>> start Exercise input
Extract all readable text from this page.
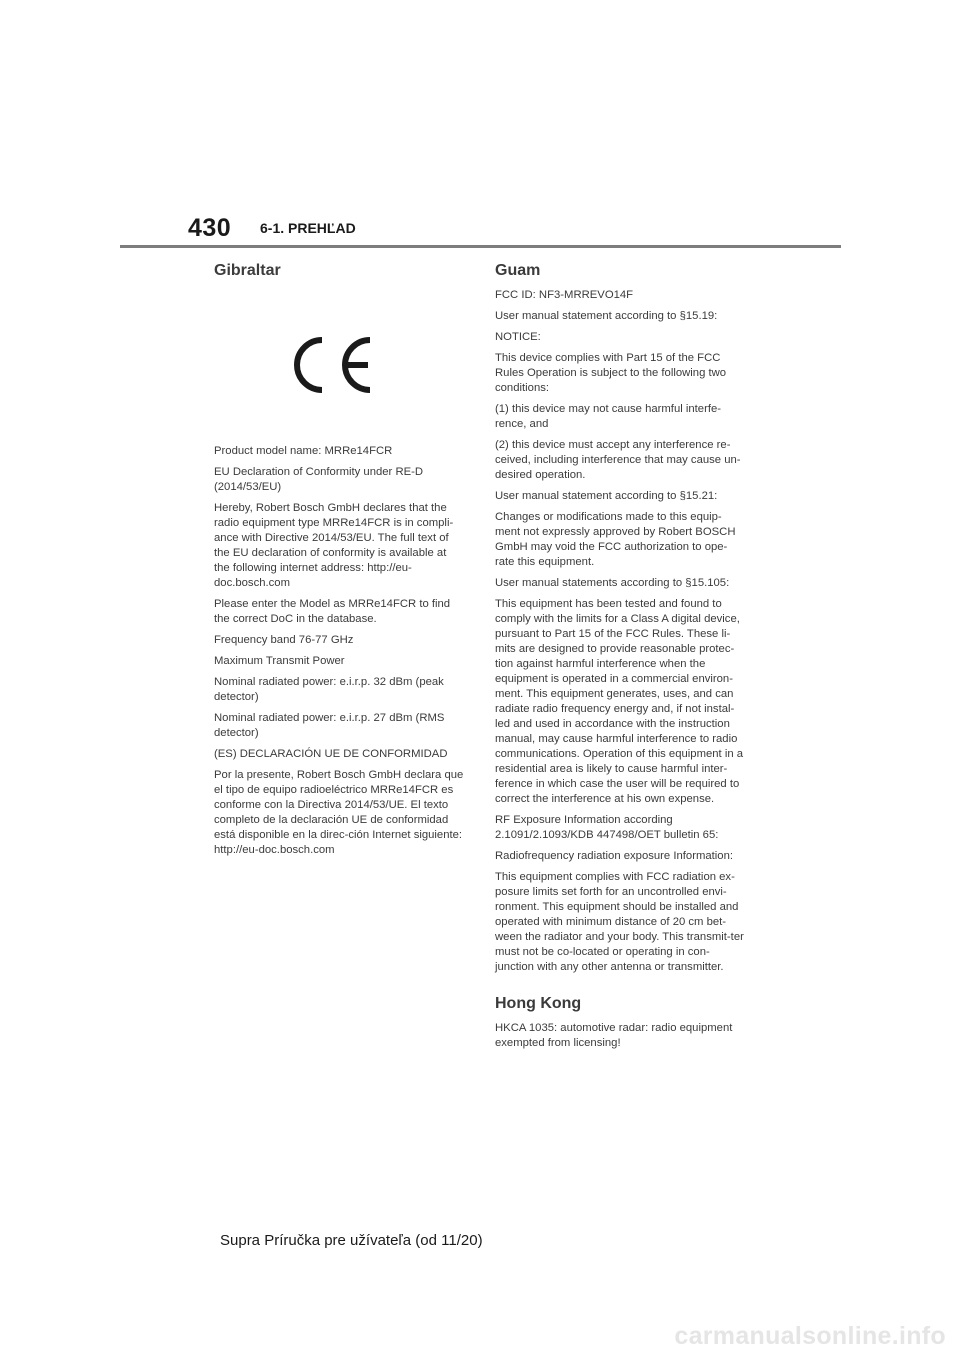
430 6-1. PREHĽAD
Gibraltar

Product model name: MRRe14FCR

EU Declaration of Conformity under RE-D (2014/53/EU)

Hereby, Robert Bosch GmbH declares that the radio equipment type MRRe14FCR is in compli-ance with Directive 2014/53/EU. The full text of the EU declaration of conformity is available at the following internet address: http://eu-doc.bosch.com

Please enter the Model as MRRe14FCR to find the correct DoC in the database.

Frequency band 76-77 GHz

Maximum Transmit Power

Nominal radiated power: e.i.r.p. 32 dBm (peak detector)

Nominal radiated power: e.i.r.p. 27 dBm (RMS detector)

(ES) DECLARACIÓN UE DE CONFORMIDAD

Por la presente, Robert Bosch GmbH declara que el tipo de equipo radioeléctrico MRRe14FCR es conforme con la Directiva 2014/53/UE. El texto completo de la declaración UE de conformidad está disponible en la direc-ción Internet siguiente: http://eu-doc.bosch.com

Guam

FCC ID: NF3-MRREVO14F

User manual statement according to §15.19:

NOTICE:

This device complies with Part 15 of the FCC Rules Operation is subject to the following two conditions:

(1) this device may not cause harmful interfe-rence, and

(2) this device must accept any interference re-ceived, including interference that may cause un-desired operation.

User manual statement according to §15.21:

Changes or modifications made to this equip-ment not expressly approved by Robert BOSCH GmbH may void the FCC authorization to ope-rate this equipment.

User manual statements according to §15.105:

This equipment has been tested and found to comply with the limits for a Class A digital device, pursuant to Part 15 of the FCC Rules. These li-mits are designed to provide reasonable protec-tion against harmful interference when the equipment is operated in a commercial environ-ment. This equipment generates, uses, and can radiate radio frequency energy and, if not instal-led and used in accordance with the instruction manual, may cause harmful interference to radio communications. Operation of this equipment in a residential area is likely to cause harmful inter-ference in which case the user will be required to correct the interference at his own expense.

RF Exposure Information according 2.1091/2.1093/KDB 447498/OET bulletin 65:

Radiofrequency radiation exposure Information:

This equipment complies with FCC radiation ex-posure limits set forth for an uncontrolled envi-ronment. This equipment should be installed and operated with minimum distance of 20 cm bet-ween the radiator and your body. This transmit-ter must not be co-located or operating in con-junction with any other antenna or transmitter.

Hong Kong

HKCA 1035: automotive radar: radio equipment exempted from licensing!

Supra Príručka pre užívateľa (od 11/20)
carmanualsonline.info
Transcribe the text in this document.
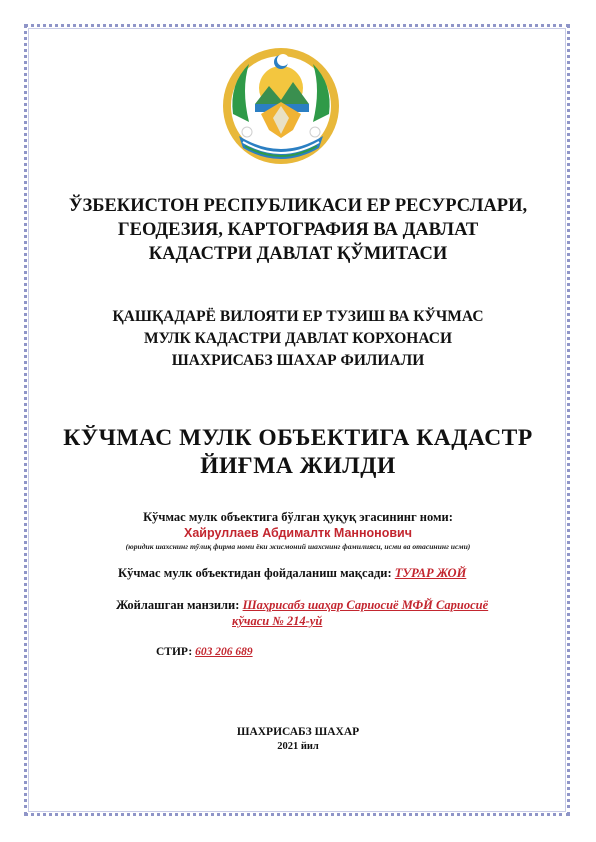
ЎЗБЕКИСТОН РЕСПУБЛИКАСИ ЕР РЕСУРСЛАРИ,
ГЕОДЕЗИЯ, КАРТОГРАФИЯ ВА ДАВЛАТ
КАДАСТРИ ДАВЛАТ ҚЎМИТАСИ
ҚАШҚАДАРЁ ВИЛОЯТИ ЕР ТУЗИШ ВА КЎЧМАС
МУЛК КАДАСТРИ ДАВЛАТ КОРХОНАСИ
ШАХРИСАБЗ ШАХАР ФИЛИАЛИ
КЎЧМАС МУЛК ОБЪЕКТИГА КАДАСТР
ЙИҒМА ЖИЛДИ
Кўчмас мулк объектига бўлган ҳуқуқ эгасининг номи:
Хайруллаев Абдималтк Маннонович
(юридик шахснинг тўлиқ фирма номи ёки жисмоний шахснинг фамилияси, исми ва отасининг исми)
Кўчмас мулк объектидан фойдаланиш мақсади: ТУРАР ЖОЙ
Жойлашган манзили: Шаҳрисабз шаҳар Сариосиё МФЙ Сариосиё
кўчаси № 214-уй
СТИР: 603 206 689
ШАХРИСАБЗ ШАХАР
2021 йил
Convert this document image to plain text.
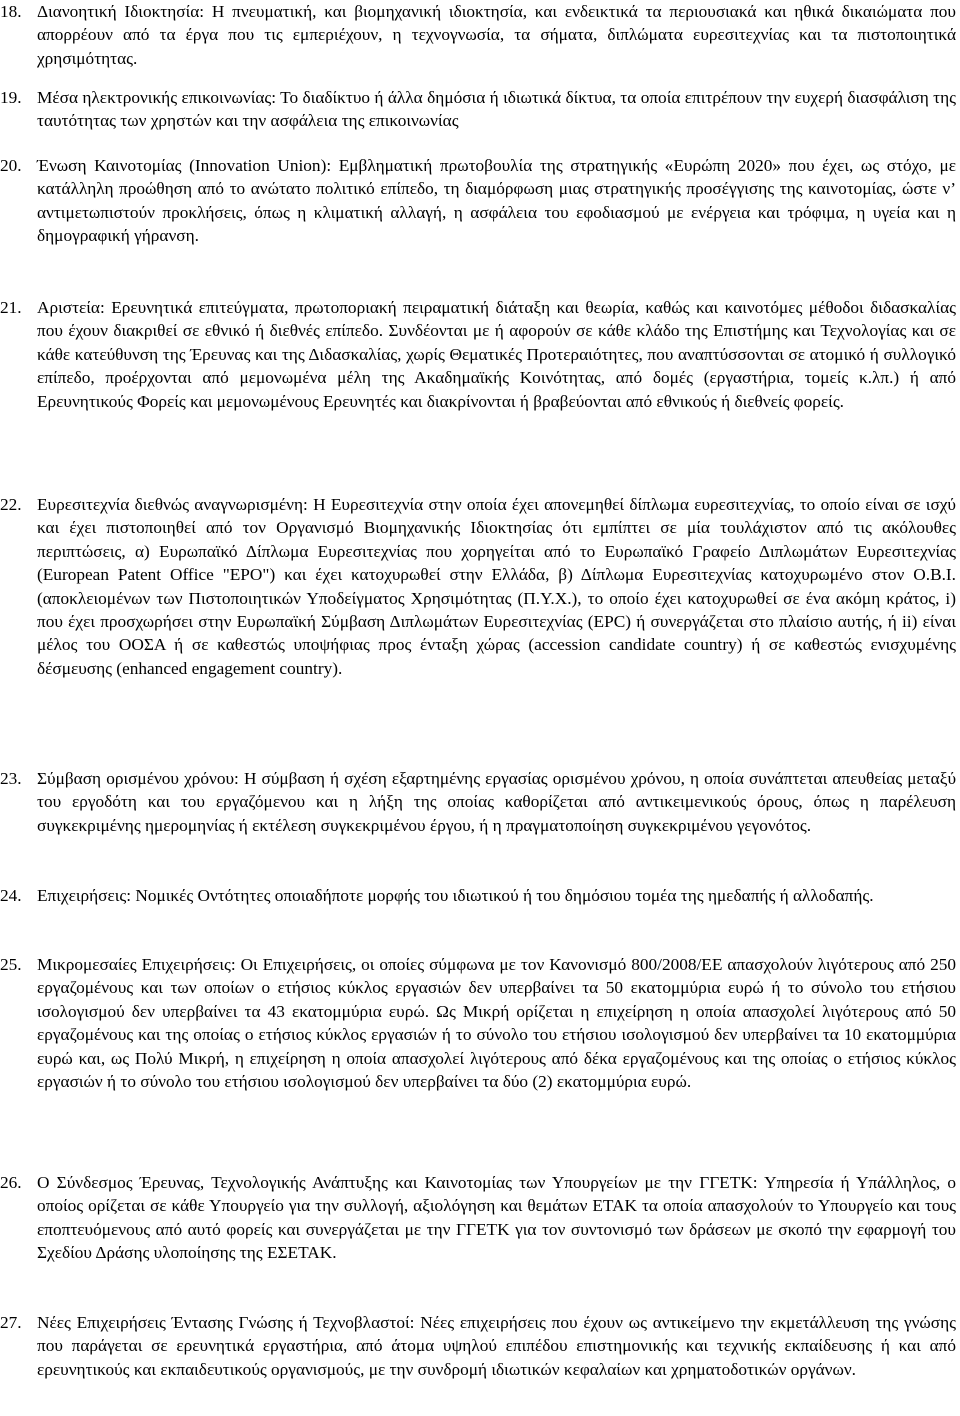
18. Διανοητική Ιδιοκτησία: Η πνευματική, και βιομηχανική ιδιοκτησία, και ενδεικτικά τα περιουσιακά και ηθικά δικαιώματα που απορρέουν από τα έργα που τις εμπεριέχουν, η τεχνογνωσία, τα σήματα, διπλώματα ευρεσιτεχνίας και τα πιστοποιητικά χρησιμότητας.
19. Μέσα ηλεκτρονικής επικοινωνίας: Το διαδίκτυο ή άλλα δημόσια ή ιδιωτικά δίκτυα, τα οποία επιτρέπουν την ευχερή διασφάλιση της ταυτότητας των χρηστών και την ασφάλεια της επικοινωνίας
20. Ένωση Καινοτομίας (Innovation Union): Εμβληματική πρωτοβουλία της στρατηγικής «Ευρώπη 2020» που έχει, ως στόχο, με κατάλληλη προώθηση από το ανώτατο πολιτικό επίπεδο, τη διαμόρφωση μιας στρατηγικής προσέγγισης της καινοτομίας, ώστε ν’ αντιμετωπιστούν προκλήσεις, όπως η κλιματική αλλαγή, η ασφάλεια του εφοδιασμού με ενέργεια και τρόφιμα, η υγεία και η δημογραφική γήρανση.
21. Αριστεία: Ερευνητικά επιτεύγματα, πρωτοποριακή πειραματική διάταξη και θεωρία, καθώς και καινοτόμες μέθοδοι διδασκαλίας που έχουν διακριθεί σε εθνικό ή διεθνές επίπεδο. Συνδέονται με ή αφορούν σε κάθε κλάδο της Επιστήμης και Τεχνολογίας και σε κάθε κατεύθυνση της Έρευνας και της Διδασκαλίας, χωρίς Θεματικές Προτεραιότητες, που αναπτύσσονται σε ατομικό ή συλλογικό επίπεδο, προέρχονται από μεμονωμένα μέλη της Ακαδημαϊκής Κοινότητας, από δομές (εργαστήρια, τομείς κ.λπ.) ή από Ερευνητικούς Φορείς και μεμονωμένους Ερευνητές και διακρίνονται ή βραβεύονται από εθνικούς ή διεθνείς φορείς.
22. Ευρεσιτεχνία διεθνώς αναγνωρισμένη: Η Ευρεσιτεχνία στην οποία έχει απονεμηθεί δίπλωμα ευρεσιτεχνίας, το οποίο είναι σε ισχύ και έχει πιστοποιηθεί από τον Οργανισμό Βιομηχανικής Ιδιοκτησίας ότι εμπίπτει σε μία τουλάχιστον από τις ακόλουθες περιπτώσεις, α) Ευρωπαϊκό Δίπλωμα Ευρεσιτεχνίας που χορηγείται από το Ευρωπαϊκό Γραφείο Διπλωμάτων Ευρεσιτεχνίας (European Patent Office "EPO") και έχει κατοχυρωθεί στην Ελλάδα, β) Δίπλωμα Ευρεσιτεχνίας κατοχυρωμένο στον Ο.Β.Ι. (αποκλειομένων των Πιστοποιητικών Υποδείγματος Χρησιμότητας (Π.Υ.Χ.), το οποίο έχει κατοχυρωθεί σε ένα ακόμη κράτος, i) που έχει προσχωρήσει στην Ευρωπαϊκή Σύμβαση Διπλωμάτων Ευρεσιτεχνίας (EPC) ή συνεργάζεται στο πλαίσιο αυτής, ή ii) είναι μέλος του ΟΟΣΑ ή σε καθεστώς υποψήφιας προς ένταξη χώρας (accession candidate country) ή σε καθεστώς ενισχυμένης δέσμευσης (enhanced engagement country).
23. Σύμβαση ορισμένου χρόνου: Η σύμβαση ή σχέση εξαρτημένης εργασίας ορισμένου χρόνου, η οποία συνάπτεται απευθείας μεταξύ του εργοδότη και του εργαζόμενου και η λήξη της οποίας καθορίζεται από αντικειμενικούς όρους, όπως η παρέλευση συγκεκριμένης ημερομηνίας ή εκτέλεση συγκεκριμένου έργου, ή η πραγματοποίηση συγκεκριμένου γεγονότος.
24. Επιχειρήσεις: Νομικές Οντότητες οποιαδήποτε μορφής του ιδιωτικού ή του δημόσιου τομέα της ημεδαπής ή αλλοδαπής.
25. Μικρομεσαίες Επιχειρήσεις: Οι Επιχειρήσεις, οι οποίες σύμφωνα με τον Κανονισμό 800/2008/ΕΕ απασχολούν λιγότερους από 250 εργαζομένους και των οποίων ο ετήσιος κύκλος εργασιών δεν υπερβαίνει τα 50 εκατομμύρια ευρώ ή το σύνολο του ετήσιου ισολογισμού δεν υπερβαίνει τα 43 εκατομμύρια ευρώ. Ως Μικρή ορίζεται η επιχείρηση η οποία απασχολεί λιγότερους από 50 εργαζομένους και της οποίας ο ετήσιος κύκλος εργασιών ή το σύνολο του ετήσιου ισολογισμού δεν υπερβαίνει τα 10 εκατομμύρια ευρώ και, ως Πολύ Μικρή, η επιχείρηση η οποία απασχολεί λιγότερους από δέκα εργαζομένους και της οποίας ο ετήσιος κύκλος εργασιών ή το σύνολο του ετήσιου ισολογισμού δεν υπερβαίνει τα δύο (2) εκατομμύρια ευρώ.
26. Ο Σύνδεσμος Έρευνας, Τεχνολογικής Ανάπτυξης και Καινοτομίας των Υπουργείων με την ΓΓΕΤΚ: Υπηρεσία ή Υπάλληλος, ο οποίος ορίζεται σε κάθε Υπουργείο για την συλλογή, αξιολόγηση και θεμάτων ΕΤΑΚ τα οποία απασχολούν το Υπουργείο και τους εποπτευόμενους από αυτό φορείς και συνεργάζεται με την ΓΓΕΤΚ για τον συντονισμό των δράσεων με σκοπό την εφαρμογή του Σχεδίου Δράσης υλοποίησης της ΕΣΕΤΑΚ.
27. Νέες Επιχειρήσεις Έντασης Γνώσης ή Τεχνοβλαστοί: Νέες επιχειρήσεις που έχουν ως αντικείμενο την εκμετάλλευση της γνώσης που παράγεται σε ερευνητικά εργαστήρια, από άτομα υψηλού επιπέδου επιστημονικής και τεχνικής εκπαίδευσης ή και από ερευνητικούς και εκπαιδευτικούς οργανισμούς, με την συνδρομή ιδιωτικών κεφαλαίων και χρηματοδοτικών οργάνων.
>> end Exercise input
### What the task asks
In the listing, find each line with the string "device" and copy it.

### Answer
This device complies with Part 15 of the FCC Rules Operation is subject to the following two conditions:
(1) this device may not cause harmful interfe-rence, and
(2) this device must accept any interference re-ceived, including interference that may cause un-desired operation.
This equipment has been tested and found to comply with the limits for a Class A digital device, pursuant to Part 15 of the FCC Rules. These li-mits are designed to provide reasonable protec-tion against harmful interference when the equipment is operated in a commercial environ-ment. This equipment generates, uses, and can radiate radio frequency energy and, if not instal-led and used in accordance with the instruction manual, may cause harmful interference to radio communications. Operation of this equipment in a residential area is likely to cause harmful inter-ference in which case the user will be required to correct the interference at his own expense.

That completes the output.